(Stored data)

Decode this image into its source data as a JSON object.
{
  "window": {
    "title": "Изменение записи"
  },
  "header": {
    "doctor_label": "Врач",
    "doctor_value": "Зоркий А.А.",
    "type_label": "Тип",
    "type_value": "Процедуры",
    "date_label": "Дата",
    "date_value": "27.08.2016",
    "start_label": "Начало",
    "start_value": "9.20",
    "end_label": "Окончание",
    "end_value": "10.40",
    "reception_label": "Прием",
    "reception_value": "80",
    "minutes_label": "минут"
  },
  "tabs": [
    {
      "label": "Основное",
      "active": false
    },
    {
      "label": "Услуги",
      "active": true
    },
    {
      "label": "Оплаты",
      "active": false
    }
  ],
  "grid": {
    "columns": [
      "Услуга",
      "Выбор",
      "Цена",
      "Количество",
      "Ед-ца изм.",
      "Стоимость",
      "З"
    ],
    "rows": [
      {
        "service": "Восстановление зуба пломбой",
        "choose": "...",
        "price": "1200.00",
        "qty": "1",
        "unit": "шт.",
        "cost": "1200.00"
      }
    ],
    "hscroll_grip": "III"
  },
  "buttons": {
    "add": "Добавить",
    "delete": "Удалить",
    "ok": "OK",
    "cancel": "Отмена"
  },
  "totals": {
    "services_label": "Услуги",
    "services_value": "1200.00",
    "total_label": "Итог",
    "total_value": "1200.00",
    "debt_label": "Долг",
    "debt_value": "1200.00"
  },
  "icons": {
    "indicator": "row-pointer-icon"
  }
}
---
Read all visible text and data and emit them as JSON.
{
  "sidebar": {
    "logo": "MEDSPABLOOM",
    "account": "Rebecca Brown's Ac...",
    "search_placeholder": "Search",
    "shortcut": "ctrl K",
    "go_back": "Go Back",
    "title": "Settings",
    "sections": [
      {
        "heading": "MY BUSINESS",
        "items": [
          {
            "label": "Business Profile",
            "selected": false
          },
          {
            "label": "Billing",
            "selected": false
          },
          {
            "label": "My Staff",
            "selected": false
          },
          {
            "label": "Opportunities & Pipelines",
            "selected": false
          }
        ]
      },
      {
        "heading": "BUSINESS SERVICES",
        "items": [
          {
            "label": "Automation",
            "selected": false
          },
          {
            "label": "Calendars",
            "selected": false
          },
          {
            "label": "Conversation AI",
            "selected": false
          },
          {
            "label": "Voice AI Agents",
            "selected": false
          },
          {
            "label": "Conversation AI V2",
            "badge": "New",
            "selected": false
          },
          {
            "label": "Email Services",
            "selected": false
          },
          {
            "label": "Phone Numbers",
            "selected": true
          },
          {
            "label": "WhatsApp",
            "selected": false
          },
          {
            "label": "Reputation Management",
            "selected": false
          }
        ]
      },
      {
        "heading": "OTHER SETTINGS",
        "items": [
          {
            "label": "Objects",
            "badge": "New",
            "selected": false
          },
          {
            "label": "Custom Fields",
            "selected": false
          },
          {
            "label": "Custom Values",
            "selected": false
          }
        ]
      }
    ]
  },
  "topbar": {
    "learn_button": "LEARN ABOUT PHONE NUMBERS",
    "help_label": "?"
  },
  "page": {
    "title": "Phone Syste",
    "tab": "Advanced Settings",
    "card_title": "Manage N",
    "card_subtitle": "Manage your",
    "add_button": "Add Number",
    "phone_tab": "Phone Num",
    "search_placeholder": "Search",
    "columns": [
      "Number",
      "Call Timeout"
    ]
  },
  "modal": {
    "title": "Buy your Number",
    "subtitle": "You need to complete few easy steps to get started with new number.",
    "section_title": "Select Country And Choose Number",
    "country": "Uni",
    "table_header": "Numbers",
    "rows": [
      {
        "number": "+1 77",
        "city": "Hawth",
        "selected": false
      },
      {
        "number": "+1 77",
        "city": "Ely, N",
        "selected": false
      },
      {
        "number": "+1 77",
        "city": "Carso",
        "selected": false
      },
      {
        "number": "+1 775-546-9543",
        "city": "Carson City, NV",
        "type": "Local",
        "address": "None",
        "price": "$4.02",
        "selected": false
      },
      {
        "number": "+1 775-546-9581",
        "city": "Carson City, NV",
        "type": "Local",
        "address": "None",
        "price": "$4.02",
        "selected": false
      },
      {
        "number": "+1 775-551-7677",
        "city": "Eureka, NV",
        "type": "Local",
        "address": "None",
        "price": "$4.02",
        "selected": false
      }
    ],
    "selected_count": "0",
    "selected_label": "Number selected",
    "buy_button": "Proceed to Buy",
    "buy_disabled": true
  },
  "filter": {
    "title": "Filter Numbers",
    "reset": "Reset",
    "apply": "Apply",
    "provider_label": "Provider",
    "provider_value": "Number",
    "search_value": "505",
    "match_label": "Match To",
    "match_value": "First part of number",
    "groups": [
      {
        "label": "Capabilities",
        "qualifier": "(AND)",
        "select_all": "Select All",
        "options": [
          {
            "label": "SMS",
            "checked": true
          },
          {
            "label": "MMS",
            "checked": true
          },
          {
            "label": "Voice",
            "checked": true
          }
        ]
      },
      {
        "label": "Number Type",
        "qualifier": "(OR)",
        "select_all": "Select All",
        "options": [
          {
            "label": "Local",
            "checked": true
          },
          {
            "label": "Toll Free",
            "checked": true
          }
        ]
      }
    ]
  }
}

## EXERCISE INSTRUCTIONS
Pull out every line of the entries that includes the word "Custom".

## WRITTEN RESPONSE
            "label": "Custom Fields",
            "label": "Custom Values",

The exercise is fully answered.